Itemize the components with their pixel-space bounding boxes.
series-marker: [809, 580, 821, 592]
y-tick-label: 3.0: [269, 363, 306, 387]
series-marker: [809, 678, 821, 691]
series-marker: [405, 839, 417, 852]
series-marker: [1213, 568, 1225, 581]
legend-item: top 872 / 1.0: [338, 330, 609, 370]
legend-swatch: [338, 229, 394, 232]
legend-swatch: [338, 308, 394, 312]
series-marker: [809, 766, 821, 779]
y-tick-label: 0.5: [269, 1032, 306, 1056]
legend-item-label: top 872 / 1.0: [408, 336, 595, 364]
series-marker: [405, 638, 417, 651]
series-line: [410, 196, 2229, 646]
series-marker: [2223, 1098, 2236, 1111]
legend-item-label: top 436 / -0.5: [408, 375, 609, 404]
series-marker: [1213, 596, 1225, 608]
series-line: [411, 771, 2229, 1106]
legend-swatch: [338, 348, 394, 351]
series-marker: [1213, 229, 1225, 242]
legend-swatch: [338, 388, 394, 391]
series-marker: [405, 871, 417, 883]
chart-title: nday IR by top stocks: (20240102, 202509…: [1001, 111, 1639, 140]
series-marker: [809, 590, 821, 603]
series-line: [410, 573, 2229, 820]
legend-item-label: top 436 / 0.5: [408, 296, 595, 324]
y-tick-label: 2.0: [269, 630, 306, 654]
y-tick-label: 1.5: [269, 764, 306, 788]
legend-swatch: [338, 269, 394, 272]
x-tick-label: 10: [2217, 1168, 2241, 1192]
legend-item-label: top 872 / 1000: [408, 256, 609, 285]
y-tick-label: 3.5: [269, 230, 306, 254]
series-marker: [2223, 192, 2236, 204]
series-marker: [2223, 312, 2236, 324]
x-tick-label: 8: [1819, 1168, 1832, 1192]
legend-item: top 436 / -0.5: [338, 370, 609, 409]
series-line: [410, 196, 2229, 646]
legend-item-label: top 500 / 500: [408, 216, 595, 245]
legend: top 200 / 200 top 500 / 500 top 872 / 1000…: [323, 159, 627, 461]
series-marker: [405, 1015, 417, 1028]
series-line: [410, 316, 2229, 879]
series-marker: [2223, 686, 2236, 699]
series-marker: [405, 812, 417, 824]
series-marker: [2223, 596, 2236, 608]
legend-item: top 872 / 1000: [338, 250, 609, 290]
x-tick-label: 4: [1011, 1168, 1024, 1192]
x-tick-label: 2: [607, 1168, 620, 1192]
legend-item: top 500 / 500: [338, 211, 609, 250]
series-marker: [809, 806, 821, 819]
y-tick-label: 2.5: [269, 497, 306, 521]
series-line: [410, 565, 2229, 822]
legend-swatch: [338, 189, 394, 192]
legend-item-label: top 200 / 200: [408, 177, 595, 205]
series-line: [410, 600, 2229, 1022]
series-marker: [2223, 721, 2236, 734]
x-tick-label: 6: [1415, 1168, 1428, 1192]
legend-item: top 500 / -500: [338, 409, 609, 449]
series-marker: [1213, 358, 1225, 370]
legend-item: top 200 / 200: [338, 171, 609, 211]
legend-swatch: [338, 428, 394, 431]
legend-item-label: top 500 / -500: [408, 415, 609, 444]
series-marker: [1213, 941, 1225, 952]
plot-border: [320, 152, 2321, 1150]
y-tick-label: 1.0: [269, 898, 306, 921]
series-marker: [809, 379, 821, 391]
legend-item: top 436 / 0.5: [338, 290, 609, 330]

##############################

Reproduce the records from their first line through the line containing "series-marker: [1213, 568, 1225, 581]", inclusive, replacing every occurrence of "series-marker" with "data-point" and leaving all other text unchanged.

Itemize the components with their pixel-space bounding boxes.
data-point: [809, 580, 821, 592]
y-tick-label: 3.0: [269, 363, 306, 387]
data-point: [809, 678, 821, 691]
data-point: [405, 839, 417, 852]
data-point: [1213, 568, 1225, 581]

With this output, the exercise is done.